**Data to use**
_ _ _ _ _ _ _

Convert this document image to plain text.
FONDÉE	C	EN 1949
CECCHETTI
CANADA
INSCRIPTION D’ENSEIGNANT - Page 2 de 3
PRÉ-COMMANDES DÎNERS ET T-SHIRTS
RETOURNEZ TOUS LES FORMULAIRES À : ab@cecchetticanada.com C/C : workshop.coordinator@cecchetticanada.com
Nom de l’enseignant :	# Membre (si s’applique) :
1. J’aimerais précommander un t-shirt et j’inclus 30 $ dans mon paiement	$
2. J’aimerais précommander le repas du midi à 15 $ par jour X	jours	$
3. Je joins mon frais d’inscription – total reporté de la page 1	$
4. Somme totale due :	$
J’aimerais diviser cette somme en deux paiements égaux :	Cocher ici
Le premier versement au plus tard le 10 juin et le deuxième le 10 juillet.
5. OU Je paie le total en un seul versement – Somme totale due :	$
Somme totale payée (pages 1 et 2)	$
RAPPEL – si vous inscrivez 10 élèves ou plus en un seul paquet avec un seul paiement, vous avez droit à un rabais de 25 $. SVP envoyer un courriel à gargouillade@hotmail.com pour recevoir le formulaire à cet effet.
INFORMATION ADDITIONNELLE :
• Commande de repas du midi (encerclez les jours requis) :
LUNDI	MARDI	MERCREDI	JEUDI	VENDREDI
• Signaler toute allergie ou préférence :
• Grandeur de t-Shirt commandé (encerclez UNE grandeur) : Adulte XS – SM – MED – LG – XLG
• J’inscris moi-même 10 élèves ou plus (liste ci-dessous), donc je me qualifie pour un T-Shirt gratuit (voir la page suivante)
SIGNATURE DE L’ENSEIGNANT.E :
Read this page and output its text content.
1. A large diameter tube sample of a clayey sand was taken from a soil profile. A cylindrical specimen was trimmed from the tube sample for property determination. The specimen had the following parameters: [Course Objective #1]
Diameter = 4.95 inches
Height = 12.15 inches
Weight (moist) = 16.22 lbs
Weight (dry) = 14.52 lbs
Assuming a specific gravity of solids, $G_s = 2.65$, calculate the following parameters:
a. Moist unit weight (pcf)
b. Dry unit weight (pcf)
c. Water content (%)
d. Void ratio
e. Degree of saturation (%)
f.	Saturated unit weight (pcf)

_ _ _ _ _ _ _

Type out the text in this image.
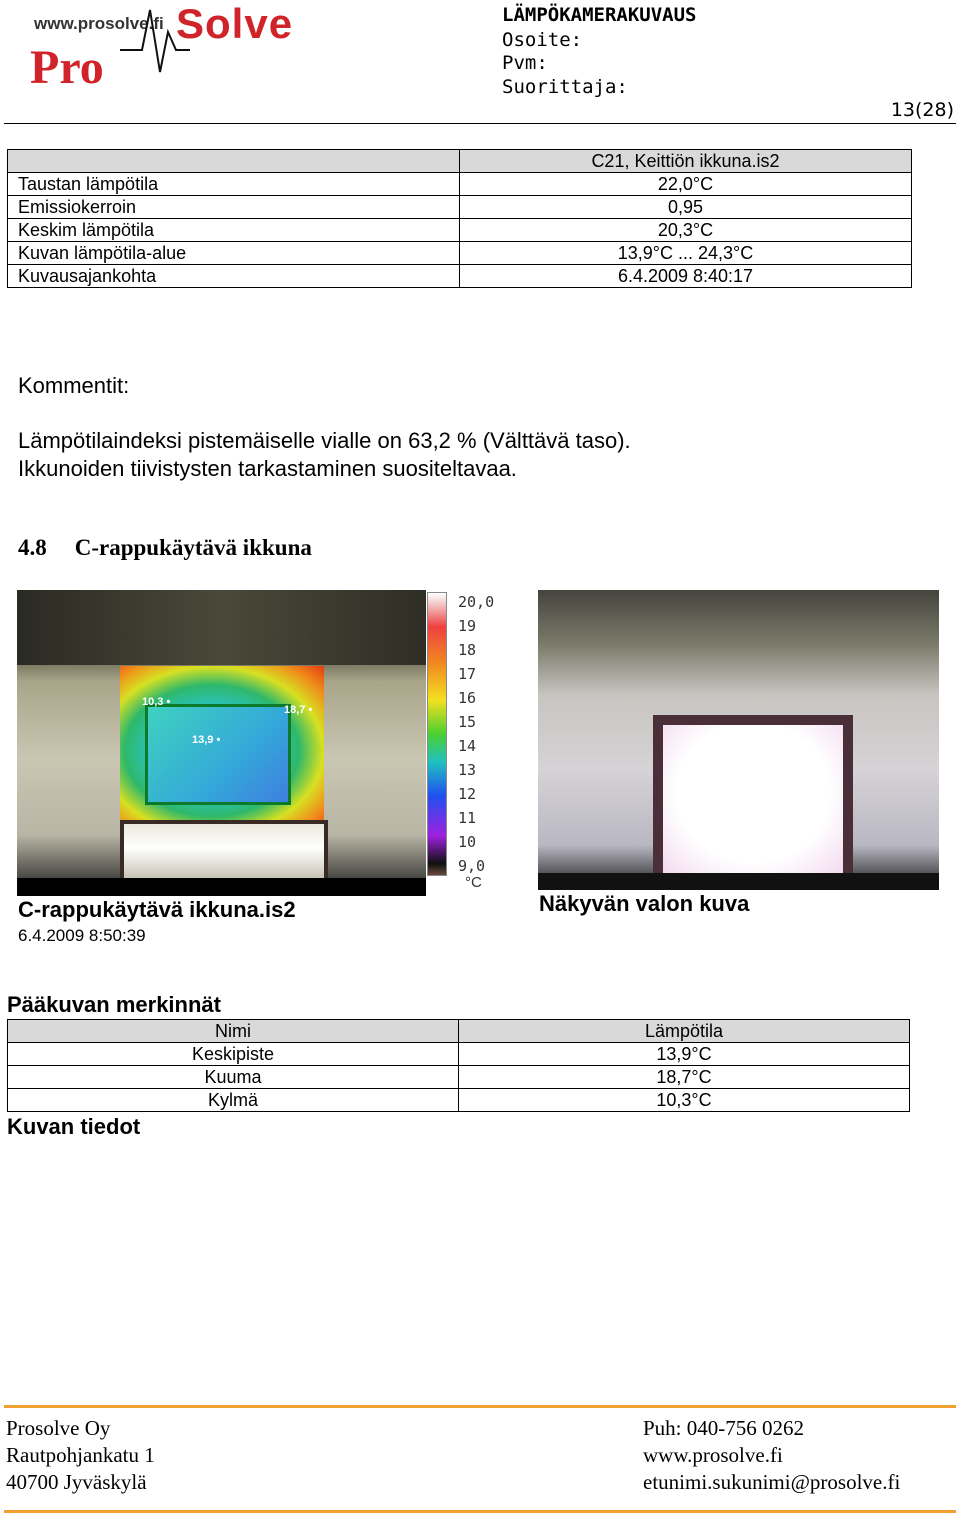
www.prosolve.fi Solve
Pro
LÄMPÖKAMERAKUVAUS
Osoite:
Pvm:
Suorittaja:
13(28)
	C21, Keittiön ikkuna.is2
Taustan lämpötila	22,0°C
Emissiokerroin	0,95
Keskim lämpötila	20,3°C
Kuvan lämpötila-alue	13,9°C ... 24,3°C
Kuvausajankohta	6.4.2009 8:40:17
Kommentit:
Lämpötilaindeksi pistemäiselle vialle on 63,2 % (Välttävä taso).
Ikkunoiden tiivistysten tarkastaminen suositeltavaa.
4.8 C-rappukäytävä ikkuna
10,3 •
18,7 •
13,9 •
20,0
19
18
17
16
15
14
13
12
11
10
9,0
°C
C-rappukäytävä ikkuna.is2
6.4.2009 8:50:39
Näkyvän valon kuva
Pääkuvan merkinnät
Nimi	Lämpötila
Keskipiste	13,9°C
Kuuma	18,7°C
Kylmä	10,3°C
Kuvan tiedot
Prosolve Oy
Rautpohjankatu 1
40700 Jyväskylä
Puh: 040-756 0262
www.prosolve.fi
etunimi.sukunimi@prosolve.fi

_ _ _ _ _ _ _

**Task prompt**
Reply with nothing but the number of lines in the data above that contain "image".

**Result of this exercise**
2